In our study, we screened the ZINC [38] database for potential natural agonists/antagonists by utilizing the nonlinear and linear QSAR models developed in Section 2. We extracted nearly 17,000 compounds collected in the natural product database subsection of ZINC. The collections were attributed to AnalytiCon Discovery and IBScreen providers [66,67] within ZINC sets. We further refined the NPs by applying general criteria as follows: (i) removal of duplicates, (ii) removal of compounds with unclear structural connectivity, (iii) removal of compounds with molecular weight >600 amu, and (iv) removal of compounds without purchasable information. In this way, the number of NPs was reduced to 13,648. These compounds were further submitted to geometric optimization and descriptor calculation as described in Section 3.2. With the availability of the molecular descriptors, the ANN and MLR QSAR models were then employed to predict NPs with low inhibitory concentration. However, it is important for a predictive QSAR model that certain limits are defined for future predictions of compounds, i.e., applicability domain (AD). We defined the applicability domain of the general ANN and BMLR models quantitatively, proceeding from the minimum and maximum descriptor values for the corresponding training sets in Section 3.1. Our practice showed that predictions of new external compounds (with descriptor Dix) are reasonable to be bound within the descriptor interval [Dimin,Dimax] augmented by ±|Dimax − Dimin| × 0.3, where Dimin,Dimax are the minimum and maximum descriptor values for the training set for the ith descriptor (shown in square brackets above). This condition has to be simultaneously fulfilled for all Dix descriptors so that the QSAR models give realistic predictions.

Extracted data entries

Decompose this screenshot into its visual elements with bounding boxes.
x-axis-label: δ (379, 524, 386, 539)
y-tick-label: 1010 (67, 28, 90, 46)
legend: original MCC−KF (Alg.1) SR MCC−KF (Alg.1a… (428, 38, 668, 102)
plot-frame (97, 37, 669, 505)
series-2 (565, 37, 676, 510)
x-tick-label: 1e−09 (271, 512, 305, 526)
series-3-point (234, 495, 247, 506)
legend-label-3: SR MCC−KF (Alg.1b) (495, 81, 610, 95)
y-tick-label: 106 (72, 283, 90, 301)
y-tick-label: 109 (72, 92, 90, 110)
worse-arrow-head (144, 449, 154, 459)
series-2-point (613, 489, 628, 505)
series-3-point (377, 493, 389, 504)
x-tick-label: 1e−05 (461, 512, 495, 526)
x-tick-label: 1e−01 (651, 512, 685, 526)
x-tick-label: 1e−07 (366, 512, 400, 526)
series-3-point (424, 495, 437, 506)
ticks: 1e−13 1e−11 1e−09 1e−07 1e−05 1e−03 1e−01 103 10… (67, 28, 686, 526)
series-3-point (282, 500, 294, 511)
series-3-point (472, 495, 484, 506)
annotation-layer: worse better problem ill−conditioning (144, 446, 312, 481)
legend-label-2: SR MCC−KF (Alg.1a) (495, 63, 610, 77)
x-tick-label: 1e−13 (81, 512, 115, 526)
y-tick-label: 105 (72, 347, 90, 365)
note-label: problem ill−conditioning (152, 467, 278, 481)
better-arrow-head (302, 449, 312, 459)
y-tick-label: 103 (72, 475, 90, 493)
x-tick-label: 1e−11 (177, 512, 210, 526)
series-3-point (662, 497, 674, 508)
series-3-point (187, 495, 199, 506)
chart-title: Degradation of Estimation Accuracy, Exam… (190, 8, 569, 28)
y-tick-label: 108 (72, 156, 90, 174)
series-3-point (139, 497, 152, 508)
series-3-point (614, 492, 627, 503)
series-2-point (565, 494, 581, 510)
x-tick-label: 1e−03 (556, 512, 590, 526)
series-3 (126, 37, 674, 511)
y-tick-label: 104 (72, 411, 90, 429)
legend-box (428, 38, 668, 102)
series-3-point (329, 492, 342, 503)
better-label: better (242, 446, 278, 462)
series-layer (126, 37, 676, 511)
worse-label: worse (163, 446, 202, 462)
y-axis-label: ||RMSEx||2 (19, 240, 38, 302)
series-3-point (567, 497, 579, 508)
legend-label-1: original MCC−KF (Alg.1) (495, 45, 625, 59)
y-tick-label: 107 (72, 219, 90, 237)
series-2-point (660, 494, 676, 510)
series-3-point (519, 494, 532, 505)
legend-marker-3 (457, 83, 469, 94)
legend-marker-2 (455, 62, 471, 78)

§ **WHAT TO PRODUCE**:
Copy out the entire passage about screening natural products with QSAR models, word for word.

§ **ANSWER BOX**:
In our study, we screened the ZINC [38] database for potential natural agonists/antagonists by utilizing the nonlinear and linear QSAR models developed in Section 2. We extracted nearly 17,000 compounds collected in the natural product database subsection of ZINC. The collections were attributed to AnalytiCon Discovery and IBScreen providers [66,67] within ZINC sets. We further refined the NPs by applying general criteria as follows: (i) removal of duplicates, (ii) removal of compounds with unclear structural connectivity, (iii) removal of compounds with molecular weight >600 amu, and (iv) removal of compounds without purchasable information. In this way, the number of NPs was reduced to 13,648. These compounds were further submitted to geometric optimization and descriptor calculation as described in Section 3.2. With the availability of the molecular descriptors, the ANN and MLR QSAR models were then employed to predict NPs with low inhibitory concentration. However, it is important for a predictive QSAR model that certain limits are defined for future predictions of compounds, i.e., applicability domain (AD). We defined the applicability domain of the general ANN and BMLR models quantitatively, proceeding from the minimum and maximum descriptor values for the corresponding training sets in Section 3.1. Our practice showed that predictions of new external compounds (with descriptor Dix) are reasonable to be bound within the descriptor interval [Dimin,Dimax] augmented by ±|Dimax − Dimin| × 0.3, where Dimin,Dimax are the minimum and maximum descriptor values for the training set for the ith descriptor (shown in square brackets above). This condition has to be simultaneously fulfilled for all Dix descriptors so that the QSAR models give realistic predictions.